• _The problem_:
Reproduce the stretch of the records below from the line containing "screen-title: MOBILE NETVÆRK" through the line containing "home-button[interactable] xyxy=(237,790,257,810)", both included, without altering any character.

[Dataset excerpt]
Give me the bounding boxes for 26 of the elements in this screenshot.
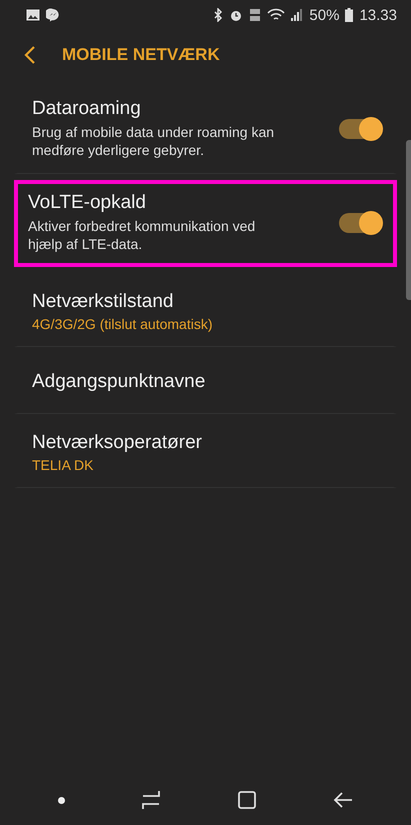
screen-title: MOBILE NETVÆRK xyxy=(62,45,220,65)
battery-icon xyxy=(345,8,354,22)
clock-time: 13.33 xyxy=(359,6,397,24)
bluetooth-icon xyxy=(214,8,224,22)
setting-summary: Brug af mobile data under roaming kan medføre yderligere gebyrer. xyxy=(32,123,276,159)
setting-title: Netværkstilstand xyxy=(32,291,174,313)
setting-summary: Aktiver forbedret kommunikation ved hjælp af LTE-data. xyxy=(28,217,256,253)
messenger-icon xyxy=(46,8,60,22)
back-nav-button[interactable] xyxy=(333,791,353,809)
setting-title: Netværksoperatører xyxy=(32,432,203,454)
dot-icon xyxy=(58,796,65,804)
gallery-icon xyxy=(26,9,40,21)
alarm-icon xyxy=(229,8,244,22)
wifi-icon xyxy=(267,8,286,22)
back-button[interactable] xyxy=(24,45,36,65)
setting-title: Adgangspunktnavne xyxy=(32,371,206,393)
toggle-switch[interactable] xyxy=(339,212,381,232)
battery-percent: 50% xyxy=(309,6,340,24)
toggle-switch[interactable] xyxy=(339,118,381,138)
setting-title: VoLTE-opkald xyxy=(28,192,147,214)
home-button[interactable] xyxy=(237,790,257,810)
setting-title: Dataroaming xyxy=(32,98,142,120)
signal-icon xyxy=(291,8,304,22)
setting-value: 4G/3G/2G (tilslut automatisk) xyxy=(32,316,214,332)
setting-value: TELIA DK xyxy=(32,457,94,473)
recents-button[interactable] xyxy=(141,790,161,810)
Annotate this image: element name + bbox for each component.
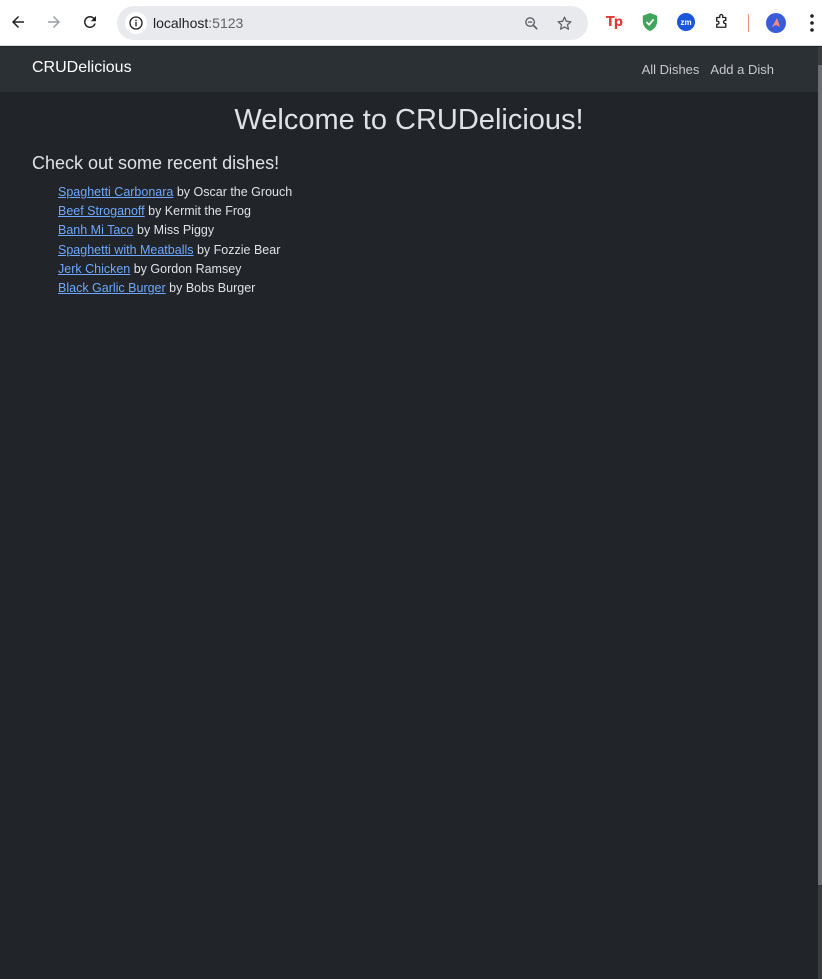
url-text[interactable]: localhost:5123	[153, 6, 243, 40]
puzzle-icon[interactable]	[711, 11, 733, 33]
dish-link[interactable]: Black Garlic Burger	[58, 281, 166, 295]
address-bar[interactable]: localhost:5123	[117, 6, 588, 40]
star-icon[interactable]	[554, 13, 574, 33]
nav-link-add-dish[interactable]: Add a Dish	[710, 62, 774, 77]
back-arrow-icon[interactable]	[4, 8, 32, 36]
dish-chef: by Kermit the Frog	[148, 204, 251, 219]
dish-chef: by Gordon Ramsey	[133, 261, 242, 276]
list-item: Black Garlic Burger by Bobs Burger	[58, 279, 292, 298]
info-icon[interactable]	[125, 12, 147, 34]
dish-link[interactable]: Banh Mi Taco	[58, 223, 134, 237]
dish-chef: by Oscar the Grouch	[176, 185, 293, 199]
recent-dishes-heading: Check out some recent dishes!	[32, 153, 280, 173]
zm-extension-icon[interactable]: zm	[677, 13, 695, 31]
dish-chef: by Fozzie Bear	[196, 242, 281, 257]
list-item: Beef Stroganoff by Kermit the Frog	[58, 202, 292, 221]
scrollbar-thumb[interactable]	[818, 65, 822, 885]
list-item: Spaghetti with Meatballs by Fozzie Bear	[58, 241, 292, 260]
brand-logo[interactable]: CRUDelicious	[32, 47, 132, 89]
scrollbar[interactable]	[818, 47, 822, 979]
shield-extension-icon[interactable]	[639, 11, 661, 33]
app-navbar: CRUDelicious All Dishes Add a Dish	[0, 47, 818, 92]
dish-link[interactable]: Beef Stroganoff	[58, 204, 145, 218]
url-host: localhost	[153, 15, 209, 31]
dish-list: Spaghetti Carbonara by Oscar the Grouch …	[58, 183, 292, 298]
reload-icon[interactable]	[76, 8, 104, 36]
browser-toolbar: localhost:5123 Tp zm	[0, 0, 822, 46]
page-title: Welcome to CRUDelicious!	[234, 104, 584, 136]
main-content: Welcome to CRUDelicious! Check out some …	[0, 92, 818, 979]
dish-link[interactable]: Spaghetti Carbonara	[58, 185, 173, 199]
tp-extension-icon[interactable]: Tp	[603, 11, 625, 33]
nav-links: All Dishes Add a Dish	[631, 47, 774, 91]
zoom-icon[interactable]	[521, 13, 541, 33]
toolbar-divider	[748, 14, 749, 32]
dish-link[interactable]: Spaghetti with Meatballs	[58, 243, 194, 257]
dish-chef: by Bobs Burger	[169, 280, 256, 295]
forward-arrow-icon[interactable]	[40, 8, 68, 36]
dish-chef: by Miss Piggy	[137, 223, 215, 238]
list-item: Spaghetti Carbonara by Oscar the Grouch	[58, 183, 292, 202]
profile-icon[interactable]	[766, 13, 786, 33]
list-item: Jerk Chicken by Gordon Ramsey	[58, 260, 292, 279]
kebab-menu-icon[interactable]	[807, 12, 817, 34]
nav-link-all-dishes[interactable]: All Dishes	[642, 62, 700, 77]
dish-link[interactable]: Jerk Chicken	[58, 262, 130, 276]
url-port: :5123	[208, 15, 244, 31]
list-item: Banh Mi Taco by Miss Piggy	[58, 221, 292, 240]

• _Result below_:
screen-title: MOBILE NETVÆRK xyxy=(62,45,220,65)
battery-icon xyxy=(345,8,354,22)
clock-time: 13.33 xyxy=(359,6,397,24)
bluetooth-icon xyxy=(214,8,224,22)
setting-summary: Brug af mobile data under roaming kan medføre yderligere gebyrer. xyxy=(32,123,276,159)
setting-title: Netværkstilstand xyxy=(32,291,174,313)
setting-summary: Aktiver forbedret kommunikation ved hjælp af LTE-data. xyxy=(28,217,256,253)
messenger-icon xyxy=(46,8,60,22)
back-nav-button[interactable] xyxy=(333,791,353,809)
setting-title: Netværksoperatører xyxy=(32,432,203,454)
dot-icon xyxy=(58,796,65,804)
gallery-icon xyxy=(26,9,40,21)
alarm-icon xyxy=(229,8,244,22)
wifi-icon xyxy=(267,8,286,22)
back-button[interactable] xyxy=(24,45,36,65)
setting-title: Adgangspunktnavne xyxy=(32,371,206,393)
toggle-switch[interactable] xyxy=(339,212,381,232)
battery-percent: 50% xyxy=(309,6,340,24)
toggle-switch[interactable] xyxy=(339,118,381,138)
setting-title: VoLTE-opkald xyxy=(28,192,147,214)
home-button[interactable] xyxy=(237,790,257,810)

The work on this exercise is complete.